▶ _DESCRIPTION OF THE TASK_
Give the entries again exactly, every one of them.

begin DATA LISTING

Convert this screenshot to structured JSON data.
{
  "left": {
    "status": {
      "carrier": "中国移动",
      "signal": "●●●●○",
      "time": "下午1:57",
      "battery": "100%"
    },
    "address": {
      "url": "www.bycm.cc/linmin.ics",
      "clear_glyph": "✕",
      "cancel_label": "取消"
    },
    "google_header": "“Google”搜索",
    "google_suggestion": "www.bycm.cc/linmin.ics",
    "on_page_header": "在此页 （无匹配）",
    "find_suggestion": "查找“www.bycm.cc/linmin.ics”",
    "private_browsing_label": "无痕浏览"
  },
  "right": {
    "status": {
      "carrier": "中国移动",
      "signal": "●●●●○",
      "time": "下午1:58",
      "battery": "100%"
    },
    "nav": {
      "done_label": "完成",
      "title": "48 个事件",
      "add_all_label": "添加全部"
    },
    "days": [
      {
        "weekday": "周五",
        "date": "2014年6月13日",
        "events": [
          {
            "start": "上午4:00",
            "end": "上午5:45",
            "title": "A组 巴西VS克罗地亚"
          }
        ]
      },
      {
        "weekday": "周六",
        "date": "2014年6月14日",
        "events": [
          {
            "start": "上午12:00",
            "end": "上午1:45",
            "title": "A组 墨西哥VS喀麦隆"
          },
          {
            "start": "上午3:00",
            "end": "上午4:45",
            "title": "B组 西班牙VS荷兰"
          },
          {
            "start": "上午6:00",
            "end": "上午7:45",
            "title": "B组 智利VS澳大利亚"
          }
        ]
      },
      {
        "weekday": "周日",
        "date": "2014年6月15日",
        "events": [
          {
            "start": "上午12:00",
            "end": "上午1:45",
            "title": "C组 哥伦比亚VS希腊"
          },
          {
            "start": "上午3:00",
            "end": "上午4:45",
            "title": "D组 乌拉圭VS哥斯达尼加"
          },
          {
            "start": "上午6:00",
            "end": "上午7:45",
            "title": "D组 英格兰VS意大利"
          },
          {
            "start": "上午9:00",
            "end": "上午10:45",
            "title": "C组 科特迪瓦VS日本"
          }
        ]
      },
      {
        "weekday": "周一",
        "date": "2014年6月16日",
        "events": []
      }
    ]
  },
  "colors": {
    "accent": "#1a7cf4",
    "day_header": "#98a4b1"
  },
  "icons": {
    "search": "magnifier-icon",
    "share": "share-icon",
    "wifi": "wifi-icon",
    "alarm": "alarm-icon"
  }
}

end DATA LISTING

▶ _SOLUTION TO THE EXERCISE_
Convert this screenshot to structured JSON data.
{
  "left": {
    "status": {
      "carrier": "中国移动",
      "signal": "●●●●○",
      "time": "下午1:57",
      "battery": "100%"
    },
    "address": {
      "url": "www.bycm.cc/linmin.ics",
      "clear_glyph": "✕",
      "cancel_label": "取消"
    },
    "google_header": "“Google”搜索",
    "google_suggestion": "www.bycm.cc/linmin.ics",
    "on_page_header": "在此页 （无匹配）",
    "find_suggestion": "查找“www.bycm.cc/linmin.ics”",
    "private_browsing_label": "无痕浏览"
  },
  "right": {
    "status": {
      "carrier": "中国移动",
      "signal": "●●●●○",
      "time": "下午1:58",
      "battery": "100%"
    },
    "nav": {
      "done_label": "完成",
      "title": "48 个事件",
      "add_all_label": "添加全部"
    },
    "days": [
      {
        "weekday": "周五",
        "date": "2014年6月13日",
        "events": [
          {
            "start": "上午4:00",
            "end": "上午5:45",
            "title": "A组 巴西VS克罗地亚"
          }
        ]
      },
      {
        "weekday": "周六",
        "date": "2014年6月14日",
        "events": [
          {
            "start": "上午12:00",
            "end": "上午1:45",
            "title": "A组 墨西哥VS喀麦隆"
          },
          {
            "start": "上午3:00",
            "end": "上午4:45",
            "title": "B组 西班牙VS荷兰"
          },
          {
            "start": "上午6:00",
            "end": "上午7:45",
            "title": "B组 智利VS澳大利亚"
          }
        ]
      },
      {
        "weekday": "周日",
        "date": "2014年6月15日",
        "events": [
          {
            "start": "上午12:00",
            "end": "上午1:45",
            "title": "C组 哥伦比亚VS希腊"
          },
          {
            "start": "上午3:00",
            "end": "上午4:45",
            "title": "D组 乌拉圭VS哥斯达尼加"
          },
          {
            "start": "上午6:00",
            "end": "上午7:45",
            "title": "D组 英格兰VS意大利"
          },
          {
            "start": "上午9:00",
            "end": "上午10:45",
            "title": "C组 科特迪瓦VS日本"
          }
        ]
      },
      {
        "weekday": "周一",
        "date": "2014年6月16日",
        "events": []
      }
    ]
  },
  "colors": {
    "accent": "#1a7cf4",
    "day_header": "#98a4b1"
  },
  "icons": {
    "search": "magnifier-icon",
    "share": "share-icon",
    "wifi": "wifi-icon",
    "alarm": "alarm-icon"
  }
}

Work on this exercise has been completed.